[Entries taken from a collection]
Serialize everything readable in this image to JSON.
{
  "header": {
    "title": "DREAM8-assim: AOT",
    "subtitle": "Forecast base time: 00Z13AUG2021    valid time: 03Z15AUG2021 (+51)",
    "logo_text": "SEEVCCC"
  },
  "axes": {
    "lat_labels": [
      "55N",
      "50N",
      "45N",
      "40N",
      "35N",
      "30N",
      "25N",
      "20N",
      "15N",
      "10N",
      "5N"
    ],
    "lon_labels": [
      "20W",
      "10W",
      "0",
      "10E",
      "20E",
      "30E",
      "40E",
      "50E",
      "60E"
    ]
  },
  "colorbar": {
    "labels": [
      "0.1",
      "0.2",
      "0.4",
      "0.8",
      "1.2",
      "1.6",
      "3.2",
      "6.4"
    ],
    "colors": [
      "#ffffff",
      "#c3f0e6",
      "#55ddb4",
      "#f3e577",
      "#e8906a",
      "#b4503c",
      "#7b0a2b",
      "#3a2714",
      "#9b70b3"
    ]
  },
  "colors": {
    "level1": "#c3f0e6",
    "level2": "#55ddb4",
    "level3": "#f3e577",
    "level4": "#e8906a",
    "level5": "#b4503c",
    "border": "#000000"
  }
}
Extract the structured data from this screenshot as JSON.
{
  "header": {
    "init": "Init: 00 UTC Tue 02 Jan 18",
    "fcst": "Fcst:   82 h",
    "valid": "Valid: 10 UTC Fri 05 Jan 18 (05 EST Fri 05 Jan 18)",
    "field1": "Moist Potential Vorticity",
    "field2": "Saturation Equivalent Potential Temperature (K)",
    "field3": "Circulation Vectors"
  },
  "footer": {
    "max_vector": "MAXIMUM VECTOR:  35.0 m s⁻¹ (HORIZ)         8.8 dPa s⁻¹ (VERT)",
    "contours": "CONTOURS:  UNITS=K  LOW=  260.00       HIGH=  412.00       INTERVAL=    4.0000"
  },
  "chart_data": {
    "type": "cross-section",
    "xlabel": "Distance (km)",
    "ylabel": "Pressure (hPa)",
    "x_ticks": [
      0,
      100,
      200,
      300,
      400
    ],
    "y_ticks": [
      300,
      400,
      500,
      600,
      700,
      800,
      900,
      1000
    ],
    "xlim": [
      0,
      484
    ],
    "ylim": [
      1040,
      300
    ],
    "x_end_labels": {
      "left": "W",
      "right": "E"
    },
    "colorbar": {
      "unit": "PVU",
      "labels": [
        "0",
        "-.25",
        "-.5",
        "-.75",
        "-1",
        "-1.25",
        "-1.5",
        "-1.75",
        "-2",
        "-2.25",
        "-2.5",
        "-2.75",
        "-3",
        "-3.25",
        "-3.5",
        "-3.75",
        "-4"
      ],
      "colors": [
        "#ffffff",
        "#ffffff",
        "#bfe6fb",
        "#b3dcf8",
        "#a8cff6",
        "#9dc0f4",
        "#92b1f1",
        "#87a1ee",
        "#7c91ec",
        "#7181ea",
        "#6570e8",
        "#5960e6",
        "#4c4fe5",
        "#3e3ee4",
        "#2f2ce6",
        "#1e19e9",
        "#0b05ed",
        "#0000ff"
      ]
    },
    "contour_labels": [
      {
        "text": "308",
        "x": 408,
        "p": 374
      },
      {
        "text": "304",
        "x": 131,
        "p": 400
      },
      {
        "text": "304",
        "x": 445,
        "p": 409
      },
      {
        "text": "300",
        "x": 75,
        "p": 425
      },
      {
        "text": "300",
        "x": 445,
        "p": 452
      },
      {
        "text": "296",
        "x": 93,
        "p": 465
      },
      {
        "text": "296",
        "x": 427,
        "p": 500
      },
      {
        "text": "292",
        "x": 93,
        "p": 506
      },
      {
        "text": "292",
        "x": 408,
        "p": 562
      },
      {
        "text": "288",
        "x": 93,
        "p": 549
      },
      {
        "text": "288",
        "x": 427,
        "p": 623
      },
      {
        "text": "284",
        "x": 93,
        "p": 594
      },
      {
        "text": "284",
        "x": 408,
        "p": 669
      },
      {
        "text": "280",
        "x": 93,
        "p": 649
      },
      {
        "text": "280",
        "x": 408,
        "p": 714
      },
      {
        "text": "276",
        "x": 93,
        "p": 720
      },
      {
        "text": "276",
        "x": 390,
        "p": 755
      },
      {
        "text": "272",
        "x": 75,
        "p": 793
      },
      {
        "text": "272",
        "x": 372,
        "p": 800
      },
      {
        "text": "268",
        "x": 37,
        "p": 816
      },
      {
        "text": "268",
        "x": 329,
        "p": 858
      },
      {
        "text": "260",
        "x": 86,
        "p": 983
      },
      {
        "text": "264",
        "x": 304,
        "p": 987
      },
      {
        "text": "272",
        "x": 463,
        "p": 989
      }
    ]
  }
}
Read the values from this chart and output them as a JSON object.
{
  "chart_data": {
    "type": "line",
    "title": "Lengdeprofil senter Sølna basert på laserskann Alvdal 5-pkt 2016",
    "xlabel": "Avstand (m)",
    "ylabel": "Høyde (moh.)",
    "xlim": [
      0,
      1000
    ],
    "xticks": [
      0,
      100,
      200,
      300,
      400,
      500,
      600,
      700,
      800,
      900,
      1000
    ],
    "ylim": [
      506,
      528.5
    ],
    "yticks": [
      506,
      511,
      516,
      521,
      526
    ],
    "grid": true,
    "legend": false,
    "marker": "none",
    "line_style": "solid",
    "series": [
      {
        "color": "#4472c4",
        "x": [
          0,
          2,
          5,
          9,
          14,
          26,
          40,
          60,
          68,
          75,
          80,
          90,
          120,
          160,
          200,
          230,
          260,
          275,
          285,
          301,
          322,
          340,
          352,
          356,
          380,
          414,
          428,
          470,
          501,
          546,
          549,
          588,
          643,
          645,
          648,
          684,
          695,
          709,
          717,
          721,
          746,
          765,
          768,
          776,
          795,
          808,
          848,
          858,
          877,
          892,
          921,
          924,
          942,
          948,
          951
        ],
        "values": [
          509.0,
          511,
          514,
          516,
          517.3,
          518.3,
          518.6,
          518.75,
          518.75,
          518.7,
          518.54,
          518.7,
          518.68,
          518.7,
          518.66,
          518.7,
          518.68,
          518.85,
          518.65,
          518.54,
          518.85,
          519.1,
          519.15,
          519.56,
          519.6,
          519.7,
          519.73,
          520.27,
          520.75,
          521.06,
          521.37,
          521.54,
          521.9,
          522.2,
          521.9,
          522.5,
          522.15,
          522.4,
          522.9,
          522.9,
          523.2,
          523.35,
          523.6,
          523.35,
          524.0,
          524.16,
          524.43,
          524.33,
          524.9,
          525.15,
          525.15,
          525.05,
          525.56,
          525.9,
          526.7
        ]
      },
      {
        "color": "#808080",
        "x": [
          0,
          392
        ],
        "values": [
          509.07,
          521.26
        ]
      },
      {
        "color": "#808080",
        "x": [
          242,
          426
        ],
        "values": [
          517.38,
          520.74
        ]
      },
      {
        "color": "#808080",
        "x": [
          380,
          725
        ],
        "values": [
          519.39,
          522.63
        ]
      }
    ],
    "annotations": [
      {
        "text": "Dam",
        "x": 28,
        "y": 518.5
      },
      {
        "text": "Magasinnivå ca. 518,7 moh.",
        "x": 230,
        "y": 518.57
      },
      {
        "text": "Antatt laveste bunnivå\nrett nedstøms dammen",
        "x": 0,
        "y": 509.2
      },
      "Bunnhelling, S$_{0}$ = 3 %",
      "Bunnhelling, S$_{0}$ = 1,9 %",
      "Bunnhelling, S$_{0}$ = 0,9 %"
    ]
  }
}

WORK TO DO: Reproduce all of the entries word for word.

PROBLEM SOLUTION:
Serialize everything readable in this image to JSON.
{
  "header": {
    "title": "DREAM8-assim: AOT",
    "subtitle": "Forecast base time: 00Z13AUG2021    valid time: 03Z15AUG2021 (+51)",
    "logo_text": "SEEVCCC"
  },
  "axes": {
    "lat_labels": [
      "55N",
      "50N",
      "45N",
      "40N",
      "35N",
      "30N",
      "25N",
      "20N",
      "15N",
      "10N",
      "5N"
    ],
    "lon_labels": [
      "20W",
      "10W",
      "0",
      "10E",
      "20E",
      "30E",
      "40E",
      "50E",
      "60E"
    ]
  },
  "colorbar": {
    "labels": [
      "0.1",
      "0.2",
      "0.4",
      "0.8",
      "1.2",
      "1.6",
      "3.2",
      "6.4"
    ],
    "colors": [
      "#ffffff",
      "#c3f0e6",
      "#55ddb4",
      "#f3e577",
      "#e8906a",
      "#b4503c",
      "#7b0a2b",
      "#3a2714",
      "#9b70b3"
    ]
  },
  "colors": {
    "level1": "#c3f0e6",
    "level2": "#55ddb4",
    "level3": "#f3e577",
    "level4": "#e8906a",
    "level5": "#b4503c",
    "border": "#000000"
  }
}
Extract the structured data from this screenshot as JSON.
{
  "header": {
    "init": "Init: 00 UTC Tue 02 Jan 18",
    "fcst": "Fcst:   82 h",
    "valid": "Valid: 10 UTC Fri 05 Jan 18 (05 EST Fri 05 Jan 18)",
    "field1": "Moist Potential Vorticity",
    "field2": "Saturation Equivalent Potential Temperature (K)",
    "field3": "Circulation Vectors"
  },
  "footer": {
    "max_vector": "MAXIMUM VECTOR:  35.0 m s⁻¹ (HORIZ)         8.8 dPa s⁻¹ (VERT)",
    "contours": "CONTOURS:  UNITS=K  LOW=  260.00       HIGH=  412.00       INTERVAL=    4.0000"
  },
  "chart_data": {
    "type": "cross-section",
    "xlabel": "Distance (km)",
    "ylabel": "Pressure (hPa)",
    "x_ticks": [
      0,
      100,
      200,
      300,
      400
    ],
    "y_ticks": [
      300,
      400,
      500,
      600,
      700,
      800,
      900,
      1000
    ],
    "xlim": [
      0,
      484
    ],
    "ylim": [
      1040,
      300
    ],
    "x_end_labels": {
      "left": "W",
      "right": "E"
    },
    "colorbar": {
      "unit": "PVU",
      "labels": [
        "0",
        "-.25",
        "-.5",
        "-.75",
        "-1",
        "-1.25",
        "-1.5",
        "-1.75",
        "-2",
        "-2.25",
        "-2.5",
        "-2.75",
        "-3",
        "-3.25",
        "-3.5",
        "-3.75",
        "-4"
      ],
      "colors": [
        "#ffffff",
        "#ffffff",
        "#bfe6fb",
        "#b3dcf8",
        "#a8cff6",
        "#9dc0f4",
        "#92b1f1",
        "#87a1ee",
        "#7c91ec",
        "#7181ea",
        "#6570e8",
        "#5960e6",
        "#4c4fe5",
        "#3e3ee4",
        "#2f2ce6",
        "#1e19e9",
        "#0b05ed",
        "#0000ff"
      ]
    },
    "contour_labels": [
      {
        "text": "308",
        "x": 408,
        "p": 374
      },
      {
        "text": "304",
        "x": 131,
        "p": 400
      },
      {
        "text": "304",
        "x": 445,
        "p": 409
      },
      {
        "text": "300",
        "x": 75,
        "p": 425
      },
      {
        "text": "300",
        "x": 445,
        "p": 452
      },
      {
        "text": "296",
        "x": 93,
        "p": 465
      },
      {
        "text": "296",
        "x": 427,
        "p": 500
      },
      {
        "text": "292",
        "x": 93,
        "p": 506
      },
      {
        "text": "292",
        "x": 408,
        "p": 562
      },
      {
        "text": "288",
        "x": 93,
        "p": 549
      },
      {
        "text": "288",
        "x": 427,
        "p": 623
      },
      {
        "text": "284",
        "x": 93,
        "p": 594
      },
      {
        "text": "284",
        "x": 408,
        "p": 669
      },
      {
        "text": "280",
        "x": 93,
        "p": 649
      },
      {
        "text": "280",
        "x": 408,
        "p": 714
      },
      {
        "text": "276",
        "x": 93,
        "p": 720
      },
      {
        "text": "276",
        "x": 390,
        "p": 755
      },
      {
        "text": "272",
        "x": 75,
        "p": 793
      },
      {
        "text": "272",
        "x": 372,
        "p": 800
      },
      {
        "text": "268",
        "x": 37,
        "p": 816
      },
      {
        "text": "268",
        "x": 329,
        "p": 858
      },
      {
        "text": "260",
        "x": 86,
        "p": 983
      },
      {
        "text": "264",
        "x": 304,
        "p": 987
      },
      {
        "text": "272",
        "x": 463,
        "p": 989
      }
    ]
  }
}
Read the values from this chart and output them as a JSON object.
{
  "chart_data": {
    "type": "line",
    "title": "Lengdeprofil senter Sølna basert på laserskann Alvdal 5-pkt 2016",
    "xlabel": "Avstand (m)",
    "ylabel": "Høyde (moh.)",
    "xlim": [
      0,
      1000
    ],
    "xticks": [
      0,
      100,
      200,
      300,
      400,
      500,
      600,
      700,
      800,
      900,
      1000
    ],
    "ylim": [
      506,
      528.5
    ],
    "yticks": [
      506,
      511,
      516,
      521,
      526
    ],
    "grid": true,
    "legend": false,
    "marker": "none",
    "line_style": "solid",
    "series": [
      {
        "color": "#4472c4",
        "x": [
          0,
          2,
          5,
          9,
          14,
          26,
          40,
          60,
          68,
          75,
          80,
          90,
          120,
          160,
          200,
          230,
          260,
          275,
          285,
          301,
          322,
          340,
          352,
          356,
          380,
          414,
          428,
          470,
          501,
          546,
          549,
          588,
          643,
          645,
          648,
          684,
          695,
          709,
          717,
          721,
          746,
          765,
          768,
          776,
          795,
          808,
          848,
          858,
          877,
          892,
          921,
          924,
          942,
          948,
          951
        ],
        "values": [
          509.0,
          511,
          514,
          516,
          517.3,
          518.3,
          518.6,
          518.75,
          518.75,
          518.7,
          518.54,
          518.7,
          518.68,
          518.7,
          518.66,
          518.7,
          518.68,
          518.85,
          518.65,
          518.54,
          518.85,
          519.1,
          519.15,
          519.56,
          519.6,
          519.7,
          519.73,
          520.27,
          520.75,
          521.06,
          521.37,
          521.54,
          521.9,
          522.2,
          521.9,
          522.5,
          522.15,
          522.4,
          522.9,
          522.9,
          523.2,
          523.35,
          523.6,
          523.35,
          524.0,
          524.16,
          524.43,
          524.33,
          524.9,
          525.15,
          525.15,
          525.05,
          525.56,
          525.9,
          526.7
        ]
      },
      {
        "color": "#808080",
        "x": [
          0,
          392
        ],
        "values": [
          509.07,
          521.26
        ]
      },
      {
        "color": "#808080",
        "x": [
          242,
          426
        ],
        "values": [
          517.38,
          520.74
        ]
      },
      {
        "color": "#808080",
        "x": [
          380,
          725
        ],
        "values": [
          519.39,
          522.63
        ]
      }
    ],
    "annotations": [
      {
        "text": "Dam",
        "x": 28,
        "y": 518.5
      },
      {
        "text": "Magasinnivå ca. 518,7 moh.",
        "x": 230,
        "y": 518.57
      },
      {
        "text": "Antatt laveste bunnivå\nrett nedstøms dammen",
        "x": 0,
        "y": 509.2
      },
      "Bunnhelling, S$_{0}$ = 3 %",
      "Bunnhelling, S$_{0}$ = 1,9 %",
      "Bunnhelling, S$_{0}$ = 0,9 %"
    ]
  }
}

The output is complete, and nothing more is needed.